Job |
Your task is to extract every line from the material below exactly.

Dataset |
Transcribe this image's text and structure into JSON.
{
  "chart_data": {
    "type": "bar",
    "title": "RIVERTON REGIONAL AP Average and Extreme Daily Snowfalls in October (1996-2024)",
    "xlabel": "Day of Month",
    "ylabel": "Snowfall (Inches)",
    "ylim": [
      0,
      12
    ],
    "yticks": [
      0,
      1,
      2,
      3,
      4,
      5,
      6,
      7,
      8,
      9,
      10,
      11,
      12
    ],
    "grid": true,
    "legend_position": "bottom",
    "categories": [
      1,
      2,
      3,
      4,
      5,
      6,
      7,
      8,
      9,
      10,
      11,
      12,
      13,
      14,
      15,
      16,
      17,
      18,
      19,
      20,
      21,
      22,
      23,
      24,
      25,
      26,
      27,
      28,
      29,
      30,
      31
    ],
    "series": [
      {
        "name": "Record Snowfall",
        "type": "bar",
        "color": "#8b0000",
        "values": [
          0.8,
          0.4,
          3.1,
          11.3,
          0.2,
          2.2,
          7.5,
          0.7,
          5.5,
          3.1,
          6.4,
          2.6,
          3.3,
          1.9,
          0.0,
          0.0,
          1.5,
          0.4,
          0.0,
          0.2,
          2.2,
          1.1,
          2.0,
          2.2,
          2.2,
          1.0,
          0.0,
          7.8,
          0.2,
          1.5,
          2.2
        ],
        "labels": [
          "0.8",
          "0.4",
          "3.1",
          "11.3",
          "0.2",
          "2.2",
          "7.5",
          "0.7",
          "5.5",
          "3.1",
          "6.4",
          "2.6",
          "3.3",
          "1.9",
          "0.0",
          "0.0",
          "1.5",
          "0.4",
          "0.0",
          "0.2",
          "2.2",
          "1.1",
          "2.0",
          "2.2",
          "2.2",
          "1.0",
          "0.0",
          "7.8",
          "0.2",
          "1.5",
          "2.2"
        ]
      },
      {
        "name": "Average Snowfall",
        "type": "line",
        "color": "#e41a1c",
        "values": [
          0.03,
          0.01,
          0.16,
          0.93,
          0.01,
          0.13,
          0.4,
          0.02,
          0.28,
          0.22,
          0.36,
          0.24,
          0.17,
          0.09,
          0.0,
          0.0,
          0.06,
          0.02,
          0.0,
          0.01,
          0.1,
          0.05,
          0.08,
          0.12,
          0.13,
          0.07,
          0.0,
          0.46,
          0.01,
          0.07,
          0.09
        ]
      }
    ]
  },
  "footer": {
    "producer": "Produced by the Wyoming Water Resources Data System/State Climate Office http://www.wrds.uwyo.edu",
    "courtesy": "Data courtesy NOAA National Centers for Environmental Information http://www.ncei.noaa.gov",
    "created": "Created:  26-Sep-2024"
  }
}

Response for this exercise |
Transcribe this image's text and structure into JSON.
{
  "chart_data": {
    "type": "bar",
    "title": "RIVERTON REGIONAL AP Average and Extreme Daily Snowfalls in October (1996-2024)",
    "xlabel": "Day of Month",
    "ylabel": "Snowfall (Inches)",
    "ylim": [
      0,
      12
    ],
    "yticks": [
      0,
      1,
      2,
      3,
      4,
      5,
      6,
      7,
      8,
      9,
      10,
      11,
      12
    ],
    "grid": true,
    "legend_position": "bottom",
    "categories": [
      1,
      2,
      3,
      4,
      5,
      6,
      7,
      8,
      9,
      10,
      11,
      12,
      13,
      14,
      15,
      16,
      17,
      18,
      19,
      20,
      21,
      22,
      23,
      24,
      25,
      26,
      27,
      28,
      29,
      30,
      31
    ],
    "series": [
      {
        "name": "Record Snowfall",
        "type": "bar",
        "color": "#8b0000",
        "values": [
          0.8,
          0.4,
          3.1,
          11.3,
          0.2,
          2.2,
          7.5,
          0.7,
          5.5,
          3.1,
          6.4,
          2.6,
          3.3,
          1.9,
          0.0,
          0.0,
          1.5,
          0.4,
          0.0,
          0.2,
          2.2,
          1.1,
          2.0,
          2.2,
          2.2,
          1.0,
          0.0,
          7.8,
          0.2,
          1.5,
          2.2
        ],
        "labels": [
          "0.8",
          "0.4",
          "3.1",
          "11.3",
          "0.2",
          "2.2",
          "7.5",
          "0.7",
          "5.5",
          "3.1",
          "6.4",
          "2.6",
          "3.3",
          "1.9",
          "0.0",
          "0.0",
          "1.5",
          "0.4",
          "0.0",
          "0.2",
          "2.2",
          "1.1",
          "2.0",
          "2.2",
          "2.2",
          "1.0",
          "0.0",
          "7.8",
          "0.2",
          "1.5",
          "2.2"
        ]
      },
      {
        "name": "Average Snowfall",
        "type": "line",
        "color": "#e41a1c",
        "values": [
          0.03,
          0.01,
          0.16,
          0.93,
          0.01,
          0.13,
          0.4,
          0.02,
          0.28,
          0.22,
          0.36,
          0.24,
          0.17,
          0.09,
          0.0,
          0.0,
          0.06,
          0.02,
          0.0,
          0.01,
          0.1,
          0.05,
          0.08,
          0.12,
          0.13,
          0.07,
          0.0,
          0.46,
          0.01,
          0.07,
          0.09
        ]
      }
    ]
  },
  "footer": {
    "producer": "Produced by the Wyoming Water Resources Data System/State Climate Office http://www.wrds.uwyo.edu",
    "courtesy": "Data courtesy NOAA National Centers for Environmental Information http://www.ncei.noaa.gov",
    "created": "Created:  26-Sep-2024"
  }
}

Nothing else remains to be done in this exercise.